What to work on:
Tally the lines that contain the string "marker" and give the number by itself.

Material:
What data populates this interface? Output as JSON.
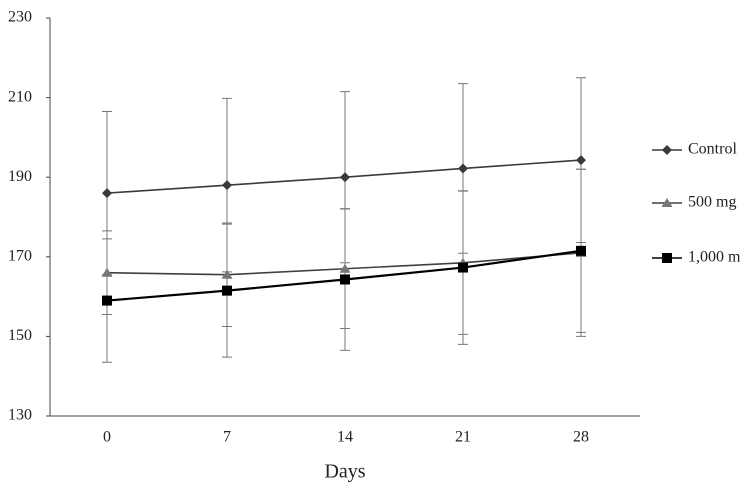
{
  "chart_data": {
    "type": "line",
    "x_label": "Days",
    "categories": [
      "0",
      "7",
      "14",
      "21",
      "28"
    ],
    "ylim": [
      130,
      230
    ],
    "yticks": [
      130,
      150,
      170,
      190,
      210,
      230
    ],
    "series": [
      {
        "name": "Control",
        "color": "#3a3a3a",
        "marker": "diamond",
        "values": [
          186,
          188,
          190,
          192.2,
          194.3
        ],
        "errors": [
          20.5,
          21.8,
          21.5,
          21.3,
          20.7
        ]
      },
      {
        "name": "500 mg",
        "color": "#404040",
        "marker": "triangle",
        "values": [
          166,
          165.5,
          167,
          168.5,
          171
        ],
        "errors": [
          10.5,
          13,
          15,
          18,
          21
        ]
      },
      {
        "name": "1,000 m",
        "color": "#000000",
        "marker": "square",
        "values": [
          159,
          161.5,
          164.3,
          167.3,
          171.5
        ],
        "errors": [
          15.5,
          16.7,
          17.8,
          19.3,
          20.5
        ]
      }
    ]
  }
}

Reply:
3